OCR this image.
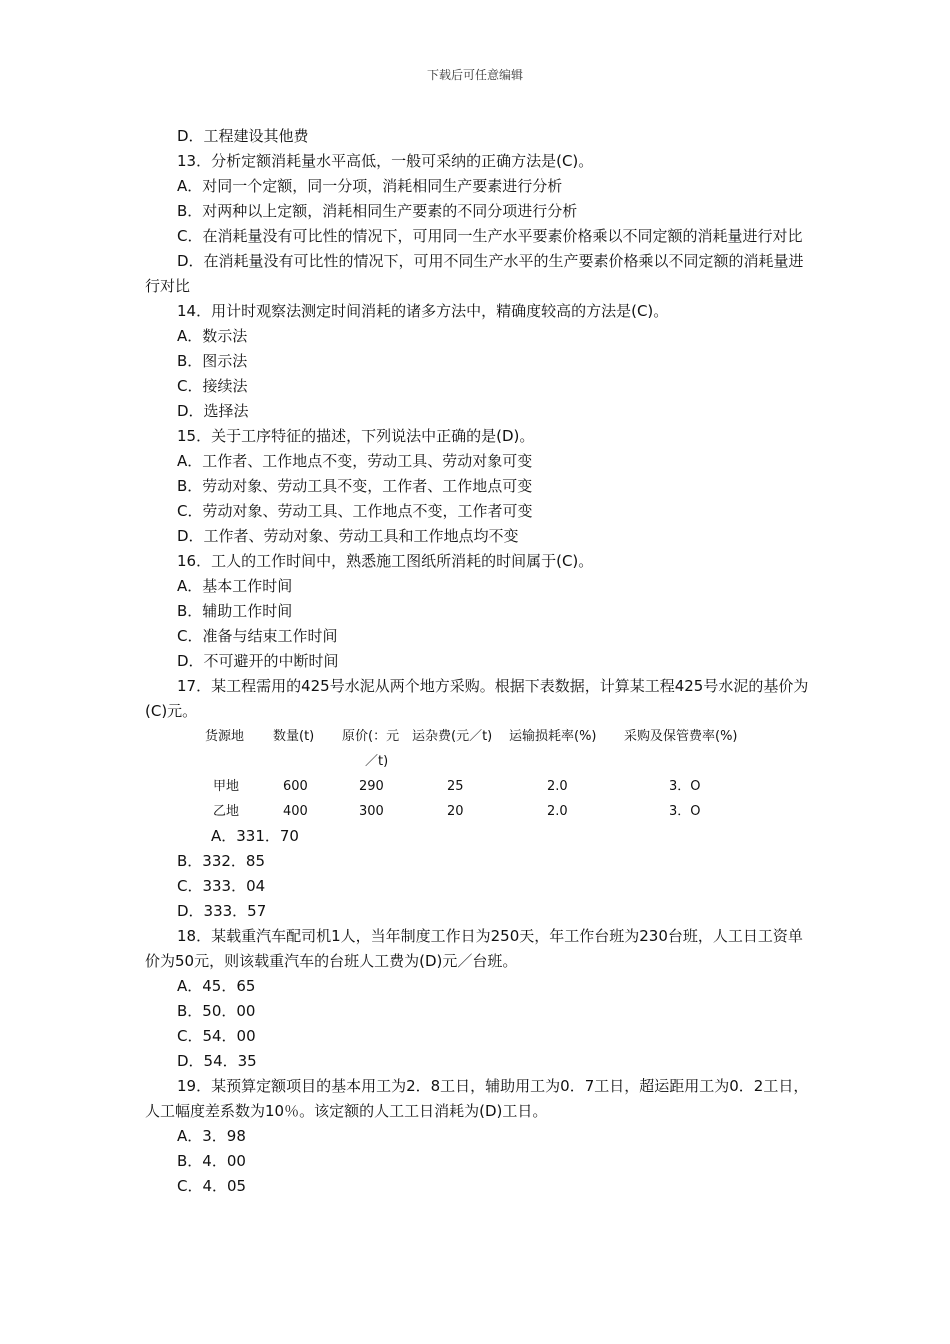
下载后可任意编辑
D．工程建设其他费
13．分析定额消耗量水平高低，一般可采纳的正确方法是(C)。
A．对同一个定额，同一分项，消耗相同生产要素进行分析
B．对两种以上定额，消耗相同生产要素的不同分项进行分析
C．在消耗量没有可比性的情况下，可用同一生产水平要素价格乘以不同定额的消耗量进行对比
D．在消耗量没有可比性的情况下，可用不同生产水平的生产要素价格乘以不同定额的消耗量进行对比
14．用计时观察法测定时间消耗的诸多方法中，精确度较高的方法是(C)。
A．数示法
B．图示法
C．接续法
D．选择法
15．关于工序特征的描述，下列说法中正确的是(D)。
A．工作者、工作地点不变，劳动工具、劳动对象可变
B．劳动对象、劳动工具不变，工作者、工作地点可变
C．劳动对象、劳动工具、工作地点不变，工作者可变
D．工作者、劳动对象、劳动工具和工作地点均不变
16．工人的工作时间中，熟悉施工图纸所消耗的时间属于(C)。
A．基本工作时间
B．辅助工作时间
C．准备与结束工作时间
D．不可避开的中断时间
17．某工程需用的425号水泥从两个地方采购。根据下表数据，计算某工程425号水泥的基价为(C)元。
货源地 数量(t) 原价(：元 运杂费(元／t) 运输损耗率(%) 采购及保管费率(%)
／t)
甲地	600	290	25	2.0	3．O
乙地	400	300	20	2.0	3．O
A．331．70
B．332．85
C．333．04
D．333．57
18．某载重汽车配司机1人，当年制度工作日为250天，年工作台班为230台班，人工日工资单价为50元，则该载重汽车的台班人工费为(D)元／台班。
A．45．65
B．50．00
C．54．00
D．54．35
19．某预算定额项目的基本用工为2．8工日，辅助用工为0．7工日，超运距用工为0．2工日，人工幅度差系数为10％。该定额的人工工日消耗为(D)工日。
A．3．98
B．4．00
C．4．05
..............................
# [What needs to be done]
Output all of the entries verbatim, leaving out any images.

# [Final result]
OCR this image.
下载后可任意编辑
D．工程建设其他费
13．分析定额消耗量水平高低，一般可采纳的正确方法是(C)。
A．对同一个定额，同一分项，消耗相同生产要素进行分析
B．对两种以上定额，消耗相同生产要素的不同分项进行分析
C．在消耗量没有可比性的情况下，可用同一生产水平要素价格乘以不同定额的消耗量进行对比
D．在消耗量没有可比性的情况下，可用不同生产水平的生产要素价格乘以不同定额的消耗量进行对比
14．用计时观察法测定时间消耗的诸多方法中，精确度较高的方法是(C)。
A．数示法
B．图示法
C．接续法
D．选择法
15．关于工序特征的描述，下列说法中正确的是(D)。
A．工作者、工作地点不变，劳动工具、劳动对象可变
B．劳动对象、劳动工具不变，工作者、工作地点可变
C．劳动对象、劳动工具、工作地点不变，工作者可变
D．工作者、劳动对象、劳动工具和工作地点均不变
16．工人的工作时间中，熟悉施工图纸所消耗的时间属于(C)。
A．基本工作时间
B．辅助工作时间
C．准备与结束工作时间
D．不可避开的中断时间
17．某工程需用的425号水泥从两个地方采购。根据下表数据，计算某工程425号水泥的基价为(C)元。
货源地 数量(t) 原价(：元 运杂费(元／t) 运输损耗率(%) 采购及保管费率(%)
／t)
甲地	600	290	25	2.0	3．O
乙地	400	300	20	2.0	3．O
A．331．70
B．332．85
C．333．04
D．333．57
18．某载重汽车配司机1人，当年制度工作日为250天，年工作台班为230台班，人工日工资单价为50元，则该载重汽车的台班人工费为(D)元／台班。
A．45．65
B．50．00
C．54．00
D．54．35
19．某预算定额项目的基本用工为2．8工日，辅助用工为0．7工日，超运距用工为0．2工日，人工幅度差系数为10％。该定额的人工工日消耗为(D)工日。
A．3．98
B．4．00
C．4．05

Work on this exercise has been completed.